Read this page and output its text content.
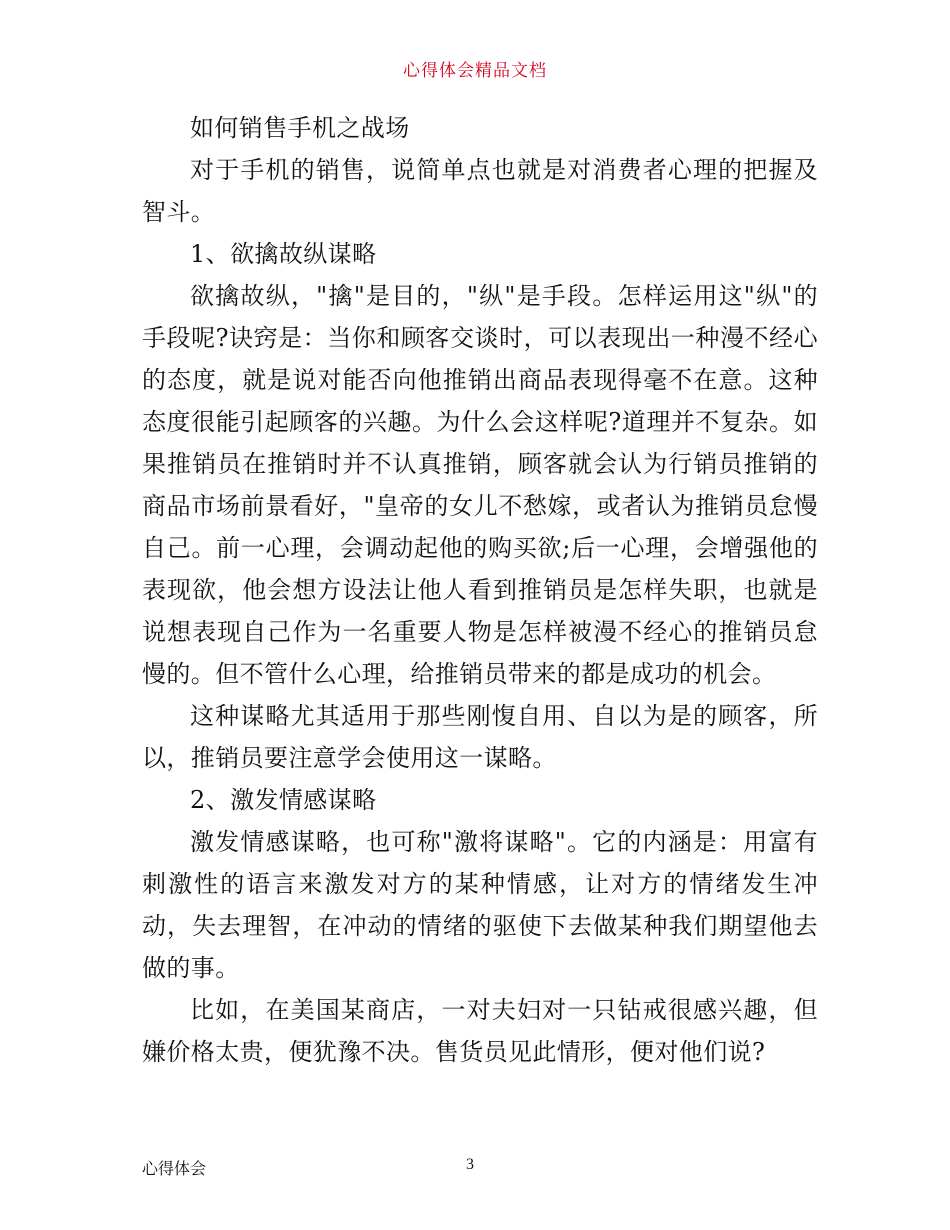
心得体会精品文档

如何销售手机之战场

对于手机的销售，说简单点也就是对消费者心理的把握及智斗。

1、欲擒故纵谋略

欲擒故纵，"擒"是目的，"纵"是手段。怎样运用这"纵"的手段呢?诀窍是：当你和顾客交谈时，可以表现出一种漫不经心的态度，就是说对能否向他推销出商品表现得毫不在意。这种态度很能引起顾客的兴趣。为什么会这样呢?道理并不复杂。如果推销员在推销时并不认真推销，顾客就会认为行销员推销的商品市场前景看好，"皇帝的女儿不愁嫁，或者认为推销员怠慢自己。前一心理，会调动起他的购买欲;后一心理，会增强他的表现欲，他会想方设法让他人看到推销员是怎样失职，也就是说想表现自己作为一名重要人物是怎样被漫不经心的推销员怠慢的。但不管什么心理，给推销员带来的都是成功的机会。

这种谋略尤其适用于那些刚愎自用、自以为是的顾客，所以，推销员要注意学会使用这一谋略。

2、激发情感谋略

激发情感谋略，也可称"激将谋略"。它的内涵是：用富有刺激性的语言来激发对方的某种情感，让对方的情绪发生冲动，失去理智，在冲动的情绪的驱使下去做某种我们期望他去做的事。

比如，在美国某商店，一对夫妇对一只钻戒很感兴趣，但嫌价格太贵，便犹豫不决。售货员见此情形，便对他们说?

心得体会	3
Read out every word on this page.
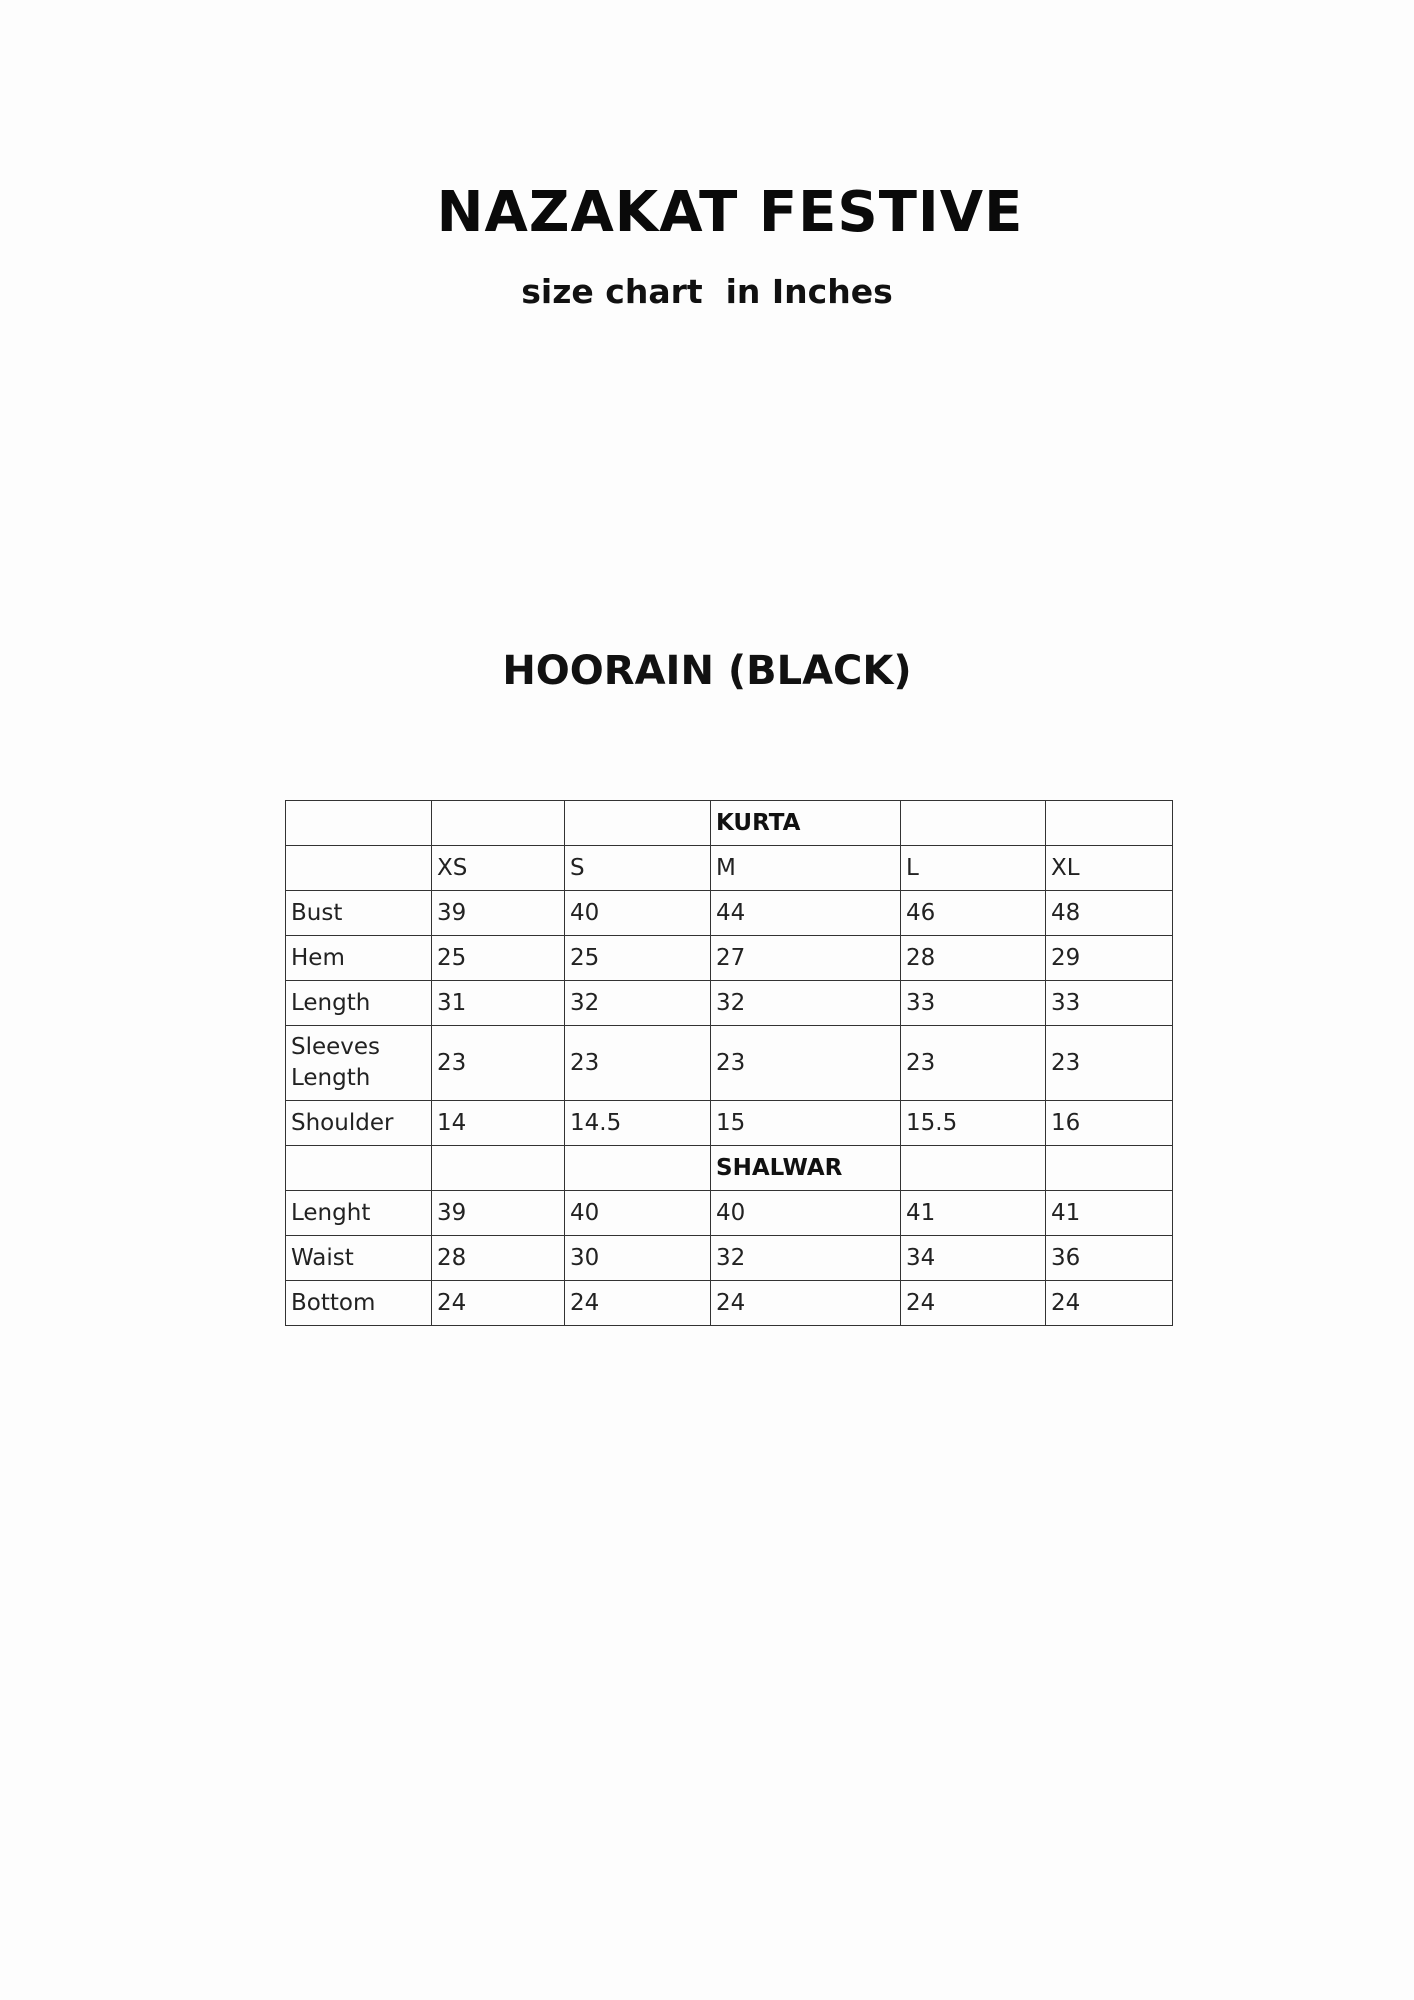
NAZAKAT FESTIVE
size chart  in Inches
HOORAIN (BLACK)
			KURTA		
	XS	S	M	L	XL
Bust	39	40	44	46	48
Hem	25	25	27	28	29
Length	31	32	32	33	33
Sleeves
Length	23	23	23	23	23
Shoulder	14	14.5	15	15.5	16
			SHALWAR		
Lenght	39	40	40	41	41
Waist	28	30	32	34	36
Bottom	24	24	24	24	24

DIRECTIONS FOR THIS TASK ▸ Write out each entry exactly as given, but skip the pictures.

EXERCISE SOLUTION ▸
Read this page and output its text content.
心得体会精品文档

如何销售手机之战场

对于手机的销售，说简单点也就是对消费者心理的把握及智斗。

1、欲擒故纵谋略

欲擒故纵，"擒"是目的，"纵"是手段。怎样运用这"纵"的手段呢?诀窍是：当你和顾客交谈时，可以表现出一种漫不经心的态度，就是说对能否向他推销出商品表现得毫不在意。这种态度很能引起顾客的兴趣。为什么会这样呢?道理并不复杂。如果推销员在推销时并不认真推销，顾客就会认为行销员推销的商品市场前景看好，"皇帝的女儿不愁嫁，或者认为推销员怠慢自己。前一心理，会调动起他的购买欲;后一心理，会增强他的表现欲，他会想方设法让他人看到推销员是怎样失职，也就是说想表现自己作为一名重要人物是怎样被漫不经心的推销员怠慢的。但不管什么心理，给推销员带来的都是成功的机会。

这种谋略尤其适用于那些刚愎自用、自以为是的顾客，所以，推销员要注意学会使用这一谋略。

2、激发情感谋略

激发情感谋略，也可称"激将谋略"。它的内涵是：用富有刺激性的语言来激发对方的某种情感，让对方的情绪发生冲动，失去理智，在冲动的情绪的驱使下去做某种我们期望他去做的事。

比如，在美国某商店，一对夫妇对一只钻戒很感兴趣，但嫌价格太贵，便犹豫不决。售货员见此情形，便对他们说?

心得体会	3
Read out every word on this page.
NAZAKAT FESTIVE
size chart  in Inches
HOORAIN (BLACK)
			KURTA		
	XS	S	M	L	XL
Bust	39	40	44	46	48
Hem	25	25	27	28	29
Length	31	32	32	33	33
Sleeves
Length	23	23	23	23	23
Shoulder	14	14.5	15	15.5	16
			SHALWAR		
Lenght	39	40	40	41	41
Waist	28	30	32	34	36
Bottom	24	24	24	24	24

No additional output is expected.